--- Begin ---

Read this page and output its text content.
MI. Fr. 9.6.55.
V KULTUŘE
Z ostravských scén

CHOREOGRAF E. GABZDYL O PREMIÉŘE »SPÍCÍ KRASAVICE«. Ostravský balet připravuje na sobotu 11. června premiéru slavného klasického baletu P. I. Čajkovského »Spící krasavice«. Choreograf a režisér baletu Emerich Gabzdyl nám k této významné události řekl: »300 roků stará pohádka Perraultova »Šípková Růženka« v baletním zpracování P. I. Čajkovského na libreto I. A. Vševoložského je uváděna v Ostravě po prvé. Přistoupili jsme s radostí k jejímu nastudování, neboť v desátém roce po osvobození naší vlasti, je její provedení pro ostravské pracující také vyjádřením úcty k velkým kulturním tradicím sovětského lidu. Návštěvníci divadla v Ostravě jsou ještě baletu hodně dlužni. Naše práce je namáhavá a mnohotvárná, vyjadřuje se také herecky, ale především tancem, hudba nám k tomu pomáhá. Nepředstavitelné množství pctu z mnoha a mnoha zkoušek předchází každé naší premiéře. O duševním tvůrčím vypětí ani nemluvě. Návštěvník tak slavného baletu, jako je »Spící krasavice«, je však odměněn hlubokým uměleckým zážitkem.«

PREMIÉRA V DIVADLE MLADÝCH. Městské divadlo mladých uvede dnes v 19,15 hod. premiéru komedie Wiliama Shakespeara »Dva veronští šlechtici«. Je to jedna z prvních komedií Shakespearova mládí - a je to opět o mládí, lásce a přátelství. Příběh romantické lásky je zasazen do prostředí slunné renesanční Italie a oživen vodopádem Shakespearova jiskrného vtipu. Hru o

--- End ---

▶ **What you need to do**
The data above must be returned in full, exactly as written.

▶ **Solution**
Read this page and output its text content.
MI. Fr. 9.6.55.
V KULTUŘE
Z ostravských scén

CHOREOGRAF E. GABZDYL O PREMIÉŘE »SPÍCÍ KRASAVICE«. Ostravský balet připravuje na sobotu 11. června premiéru slavného klasického baletu P. I. Čajkovského »Spící krasavice«. Choreograf a režisér baletu Emerich Gabzdyl nám k této významné události řekl: »300 roků stará pohádka Perraultova »Šípková Růženka« v baletním zpracování P. I. Čajkovského na libreto I. A. Vševoložského je uváděna v Ostravě po prvé. Přistoupili jsme s radostí k jejímu nastudování, neboť v desátém roce po osvobození naší vlasti, je její provedení pro ostravské pracující také vyjádřením úcty k velkým kulturním tradicím sovětského lidu. Návštěvníci divadla v Ostravě jsou ještě baletu hodně dlužni. Naše práce je namáhavá a mnohotvárná, vyjadřuje se také herecky, ale především tancem, hudba nám k tomu pomáhá. Nepředstavitelné množství pctu z mnoha a mnoha zkoušek předchází každé naší premiéře. O duševním tvůrčím vypětí ani nemluvě. Návštěvník tak slavného baletu, jako je »Spící krasavice«, je však odměněn hlubokým uměleckým zážitkem.«

PREMIÉRA V DIVADLE MLADÝCH. Městské divadlo mladých uvede dnes v 19,15 hod. premiéru komedie Wiliama Shakespeara »Dva veronští šlechtici«. Je to jedna z prvních komedií Shakespearova mládí - a je to opět o mládí, lásce a přátelství. Příběh romantické lásky je zasazen do prostředí slunné renesanční Italie a oživen vodopádem Shakespearova jiskrného vtipu. Hru o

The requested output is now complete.